# RECORD EXTRACTS:
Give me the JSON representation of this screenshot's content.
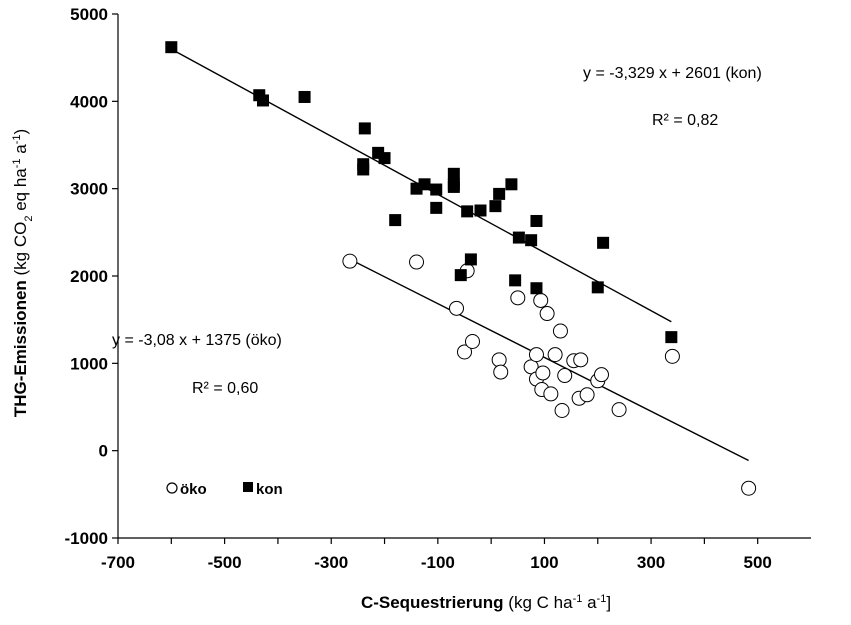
{
  "chart_data": {
    "type": "scatter",
    "xlabel": {
      "main": "C-Sequestrierung",
      "unit": "(kg C ha-1 a-1]"
    },
    "ylabel": {
      "main": "THG-Emissionen",
      "unit": "(kg CO2 eq ha-1 a-1)"
    },
    "xlim": [
      -700,
      600
    ],
    "ylim": [
      -1000,
      5000
    ],
    "xticks": [
      -700,
      -500,
      -300,
      -100,
      100,
      300,
      500
    ],
    "yticks": [
      -1000,
      0,
      1000,
      2000,
      3000,
      4000,
      5000
    ],
    "xtick_labels": [
      "-700",
      "-500",
      "-300",
      "-100",
      "100",
      "300",
      "500"
    ],
    "ytick_labels": [
      "-1000",
      "0",
      "1000",
      "2000",
      "3000",
      "4000",
      "5000"
    ],
    "grid": false,
    "legend_position": "bottom-left",
    "series": [
      {
        "name": "öko",
        "marker": "open-circle",
        "points": [
          [
            -265,
            2170
          ],
          [
            -140,
            2160
          ],
          [
            -65,
            1630
          ],
          [
            -45,
            2060
          ],
          [
            -50,
            1130
          ],
          [
            -35,
            1250
          ],
          [
            15,
            1040
          ],
          [
            18,
            900
          ],
          [
            50,
            1750
          ],
          [
            75,
            960
          ],
          [
            85,
            1100
          ],
          [
            85,
            820
          ],
          [
            93,
            1720
          ],
          [
            95,
            700
          ],
          [
            97,
            890
          ],
          [
            105,
            1570
          ],
          [
            112,
            650
          ],
          [
            120,
            1100
          ],
          [
            130,
            1370
          ],
          [
            133,
            460
          ],
          [
            138,
            860
          ],
          [
            155,
            1030
          ],
          [
            165,
            600
          ],
          [
            168,
            1040
          ],
          [
            180,
            640
          ],
          [
            200,
            800
          ],
          [
            207,
            870
          ],
          [
            240,
            470
          ],
          [
            340,
            1080
          ],
          [
            483,
            -430
          ]
        ]
      },
      {
        "name": "kon",
        "marker": "filled-square",
        "points": [
          [
            -600,
            4620
          ],
          [
            -435,
            4070
          ],
          [
            -428,
            4010
          ],
          [
            -350,
            4050
          ],
          [
            -237,
            3690
          ],
          [
            -240,
            3280
          ],
          [
            -240,
            3220
          ],
          [
            -212,
            3410
          ],
          [
            -200,
            3350
          ],
          [
            -180,
            2640
          ],
          [
            -140,
            3000
          ],
          [
            -125,
            3050
          ],
          [
            -103,
            2990
          ],
          [
            -103,
            2780
          ],
          [
            -70,
            3170
          ],
          [
            -70,
            3050
          ],
          [
            -70,
            3020
          ],
          [
            -57,
            2010
          ],
          [
            -45,
            2740
          ],
          [
            -38,
            2190
          ],
          [
            -20,
            2750
          ],
          [
            8,
            2800
          ],
          [
            15,
            2940
          ],
          [
            38,
            3050
          ],
          [
            45,
            1950
          ],
          [
            52,
            2440
          ],
          [
            75,
            2410
          ],
          [
            85,
            2630
          ],
          [
            85,
            1860
          ],
          [
            200,
            1870
          ],
          [
            210,
            2380
          ],
          [
            338,
            1300
          ]
        ]
      }
    ],
    "regressions": [
      {
        "series": "kon",
        "slope": -3.329,
        "intercept": 2601,
        "x_range": [
          -600,
          338
        ]
      },
      {
        "series": "öko",
        "slope": -3.08,
        "intercept": 1375,
        "x_range": [
          -265,
          483
        ]
      }
    ],
    "annotations": {
      "kon_equation": "y = -3,329 x + 2601 (kon)",
      "kon_r2": "R² = 0,82",
      "oko_equation": "y = -3,08 x + 1375 (öko)",
      "oko_r2": "R² = 0,60"
    },
    "legend": [
      {
        "label": "öko",
        "marker": "open-circle"
      },
      {
        "label": "kon",
        "marker": "filled-square"
      }
    ]
  }
}
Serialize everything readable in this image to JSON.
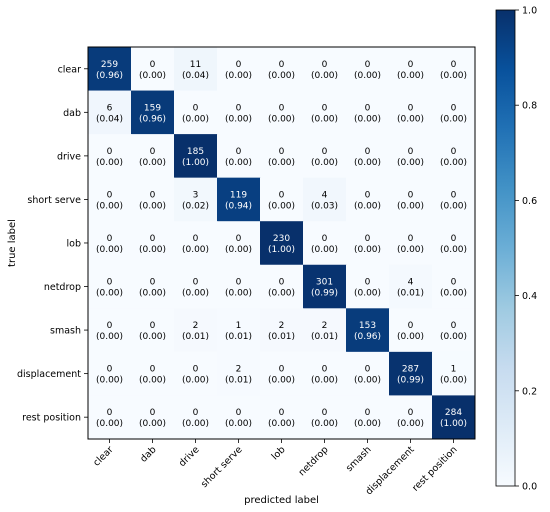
{
  "chart_data": {
    "type": "heatmap",
    "title": "",
    "xlabel": "predicted label",
    "ylabel": "true label",
    "labels": [
      "clear",
      "dab",
      "drive",
      "short serve",
      "lob",
      "netdrop",
      "smash",
      "displacement",
      "rest position"
    ],
    "counts": [
      [
        259,
        0,
        11,
        0,
        0,
        0,
        0,
        0,
        0
      ],
      [
        6,
        159,
        0,
        0,
        0,
        0,
        0,
        0,
        0
      ],
      [
        0,
        0,
        185,
        0,
        0,
        0,
        0,
        0,
        0
      ],
      [
        0,
        0,
        3,
        119,
        0,
        4,
        0,
        0,
        0
      ],
      [
        0,
        0,
        0,
        0,
        230,
        0,
        0,
        0,
        0
      ],
      [
        0,
        0,
        0,
        0,
        0,
        301,
        0,
        4,
        0
      ],
      [
        0,
        0,
        2,
        1,
        2,
        2,
        153,
        0,
        0
      ],
      [
        0,
        0,
        0,
        2,
        0,
        0,
        0,
        287,
        1
      ],
      [
        0,
        0,
        0,
        0,
        0,
        0,
        0,
        0,
        284
      ]
    ],
    "fractions": [
      [
        "(0.96)",
        "(0.00)",
        "(0.04)",
        "(0.00)",
        "(0.00)",
        "(0.00)",
        "(0.00)",
        "(0.00)",
        "(0.00)"
      ],
      [
        "(0.04)",
        "(0.96)",
        "(0.00)",
        "(0.00)",
        "(0.00)",
        "(0.00)",
        "(0.00)",
        "(0.00)",
        "(0.00)"
      ],
      [
        "(0.00)",
        "(0.00)",
        "(1.00)",
        "(0.00)",
        "(0.00)",
        "(0.00)",
        "(0.00)",
        "(0.00)",
        "(0.00)"
      ],
      [
        "(0.00)",
        "(0.00)",
        "(0.02)",
        "(0.94)",
        "(0.00)",
        "(0.03)",
        "(0.00)",
        "(0.00)",
        "(0.00)"
      ],
      [
        "(0.00)",
        "(0.00)",
        "(0.00)",
        "(0.00)",
        "(1.00)",
        "(0.00)",
        "(0.00)",
        "(0.00)",
        "(0.00)"
      ],
      [
        "(0.00)",
        "(0.00)",
        "(0.00)",
        "(0.00)",
        "(0.00)",
        "(0.99)",
        "(0.00)",
        "(0.01)",
        "(0.00)"
      ],
      [
        "(0.00)",
        "(0.00)",
        "(0.01)",
        "(0.01)",
        "(0.01)",
        "(0.01)",
        "(0.96)",
        "(0.00)",
        "(0.00)"
      ],
      [
        "(0.00)",
        "(0.00)",
        "(0.00)",
        "(0.01)",
        "(0.00)",
        "(0.00)",
        "(0.00)",
        "(0.99)",
        "(0.00)"
      ],
      [
        "(0.00)",
        "(0.00)",
        "(0.00)",
        "(0.00)",
        "(0.00)",
        "(0.00)",
        "(0.00)",
        "(0.00)",
        "(1.00)"
      ]
    ],
    "colorbar": {
      "range": [
        0.0,
        1.0
      ],
      "ticks": [
        "0.0",
        "0.2",
        "0.4",
        "0.6",
        "0.8",
        "1.0"
      ],
      "colormap": "Blues",
      "low_color": "#f7fbff",
      "high_color": "#08306b"
    },
    "grid": false
  }
}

# EXERCISE DETAILS:
Omitting all images, print the listing exactly.

# COMPLETE RESPONSE:
Give me the JSON representation of this screenshot's content.
{
  "chart_data": {
    "type": "scatter",
    "xlabel": {
      "main": "C-Sequestrierung",
      "unit": "(kg C ha-1 a-1]"
    },
    "ylabel": {
      "main": "THG-Emissionen",
      "unit": "(kg CO2 eq ha-1 a-1)"
    },
    "xlim": [
      -700,
      600
    ],
    "ylim": [
      -1000,
      5000
    ],
    "xticks": [
      -700,
      -500,
      -300,
      -100,
      100,
      300,
      500
    ],
    "yticks": [
      -1000,
      0,
      1000,
      2000,
      3000,
      4000,
      5000
    ],
    "xtick_labels": [
      "-700",
      "-500",
      "-300",
      "-100",
      "100",
      "300",
      "500"
    ],
    "ytick_labels": [
      "-1000",
      "0",
      "1000",
      "2000",
      "3000",
      "4000",
      "5000"
    ],
    "grid": false,
    "legend_position": "bottom-left",
    "series": [
      {
        "name": "öko",
        "marker": "open-circle",
        "points": [
          [
            -265,
            2170
          ],
          [
            -140,
            2160
          ],
          [
            -65,
            1630
          ],
          [
            -45,
            2060
          ],
          [
            -50,
            1130
          ],
          [
            -35,
            1250
          ],
          [
            15,
            1040
          ],
          [
            18,
            900
          ],
          [
            50,
            1750
          ],
          [
            75,
            960
          ],
          [
            85,
            1100
          ],
          [
            85,
            820
          ],
          [
            93,
            1720
          ],
          [
            95,
            700
          ],
          [
            97,
            890
          ],
          [
            105,
            1570
          ],
          [
            112,
            650
          ],
          [
            120,
            1100
          ],
          [
            130,
            1370
          ],
          [
            133,
            460
          ],
          [
            138,
            860
          ],
          [
            155,
            1030
          ],
          [
            165,
            600
          ],
          [
            168,
            1040
          ],
          [
            180,
            640
          ],
          [
            200,
            800
          ],
          [
            207,
            870
          ],
          [
            240,
            470
          ],
          [
            340,
            1080
          ],
          [
            483,
            -430
          ]
        ]
      },
      {
        "name": "kon",
        "marker": "filled-square",
        "points": [
          [
            -600,
            4620
          ],
          [
            -435,
            4070
          ],
          [
            -428,
            4010
          ],
          [
            -350,
            4050
          ],
          [
            -237,
            3690
          ],
          [
            -240,
            3280
          ],
          [
            -240,
            3220
          ],
          [
            -212,
            3410
          ],
          [
            -200,
            3350
          ],
          [
            -180,
            2640
          ],
          [
            -140,
            3000
          ],
          [
            -125,
            3050
          ],
          [
            -103,
            2990
          ],
          [
            -103,
            2780
          ],
          [
            -70,
            3170
          ],
          [
            -70,
            3050
          ],
          [
            -70,
            3020
          ],
          [
            -57,
            2010
          ],
          [
            -45,
            2740
          ],
          [
            -38,
            2190
          ],
          [
            -20,
            2750
          ],
          [
            8,
            2800
          ],
          [
            15,
            2940
          ],
          [
            38,
            3050
          ],
          [
            45,
            1950
          ],
          [
            52,
            2440
          ],
          [
            75,
            2410
          ],
          [
            85,
            2630
          ],
          [
            85,
            1860
          ],
          [
            200,
            1870
          ],
          [
            210,
            2380
          ],
          [
            338,
            1300
          ]
        ]
      }
    ],
    "regressions": [
      {
        "series": "kon",
        "slope": -3.329,
        "intercept": 2601,
        "x_range": [
          -600,
          338
        ]
      },
      {
        "series": "öko",
        "slope": -3.08,
        "intercept": 1375,
        "x_range": [
          -265,
          483
        ]
      }
    ],
    "annotations": {
      "kon_equation": "y = -3,329 x + 2601 (kon)",
      "kon_r2": "R² = 0,82",
      "oko_equation": "y = -3,08 x + 1375 (öko)",
      "oko_r2": "R² = 0,60"
    },
    "legend": [
      {
        "label": "öko",
        "marker": "open-circle"
      },
      {
        "label": "kon",
        "marker": "filled-square"
      }
    ]
  }
}
Serialize everything readable in this image to JSON.
{
  "chart_data": {
    "type": "heatmap",
    "title": "",
    "xlabel": "predicted label",
    "ylabel": "true label",
    "labels": [
      "clear",
      "dab",
      "drive",
      "short serve",
      "lob",
      "netdrop",
      "smash",
      "displacement",
      "rest position"
    ],
    "counts": [
      [
        259,
        0,
        11,
        0,
        0,
        0,
        0,
        0,
        0
      ],
      [
        6,
        159,
        0,
        0,
        0,
        0,
        0,
        0,
        0
      ],
      [
        0,
        0,
        185,
        0,
        0,
        0,
        0,
        0,
        0
      ],
      [
        0,
        0,
        3,
        119,
        0,
        4,
        0,
        0,
        0
      ],
      [
        0,
        0,
        0,
        0,
        230,
        0,
        0,
        0,
        0
      ],
      [
        0,
        0,
        0,
        0,
        0,
        301,
        0,
        4,
        0
      ],
      [
        0,
        0,
        2,
        1,
        2,
        2,
        153,
        0,
        0
      ],
      [
        0,
        0,
        0,
        2,
        0,
        0,
        0,
        287,
        1
      ],
      [
        0,
        0,
        0,
        0,
        0,
        0,
        0,
        0,
        284
      ]
    ],
    "fractions": [
      [
        "(0.96)",
        "(0.00)",
        "(0.04)",
        "(0.00)",
        "(0.00)",
        "(0.00)",
        "(0.00)",
        "(0.00)",
        "(0.00)"
      ],
      [
        "(0.04)",
        "(0.96)",
        "(0.00)",
        "(0.00)",
        "(0.00)",
        "(0.00)",
        "(0.00)",
        "(0.00)",
        "(0.00)"
      ],
      [
        "(0.00)",
        "(0.00)",
        "(1.00)",
        "(0.00)",
        "(0.00)",
        "(0.00)",
        "(0.00)",
        "(0.00)",
        "(0.00)"
      ],
      [
        "(0.00)",
        "(0.00)",
        "(0.02)",
        "(0.94)",
        "(0.00)",
        "(0.03)",
        "(0.00)",
        "(0.00)",
        "(0.00)"
      ],
      [
        "(0.00)",
        "(0.00)",
        "(0.00)",
        "(0.00)",
        "(1.00)",
        "(0.00)",
        "(0.00)",
        "(0.00)",
        "(0.00)"
      ],
      [
        "(0.00)",
        "(0.00)",
        "(0.00)",
        "(0.00)",
        "(0.00)",
        "(0.99)",
        "(0.00)",
        "(0.01)",
        "(0.00)"
      ],
      [
        "(0.00)",
        "(0.00)",
        "(0.01)",
        "(0.01)",
        "(0.01)",
        "(0.01)",
        "(0.96)",
        "(0.00)",
        "(0.00)"
      ],
      [
        "(0.00)",
        "(0.00)",
        "(0.00)",
        "(0.01)",
        "(0.00)",
        "(0.00)",
        "(0.00)",
        "(0.99)",
        "(0.00)"
      ],
      [
        "(0.00)",
        "(0.00)",
        "(0.00)",
        "(0.00)",
        "(0.00)",
        "(0.00)",
        "(0.00)",
        "(0.00)",
        "(1.00)"
      ]
    ],
    "colorbar": {
      "range": [
        0.0,
        1.0
      ],
      "ticks": [
        "0.0",
        "0.2",
        "0.4",
        "0.6",
        "0.8",
        "1.0"
      ],
      "colormap": "Blues",
      "low_color": "#f7fbff",
      "high_color": "#08306b"
    },
    "grid": false
  }
}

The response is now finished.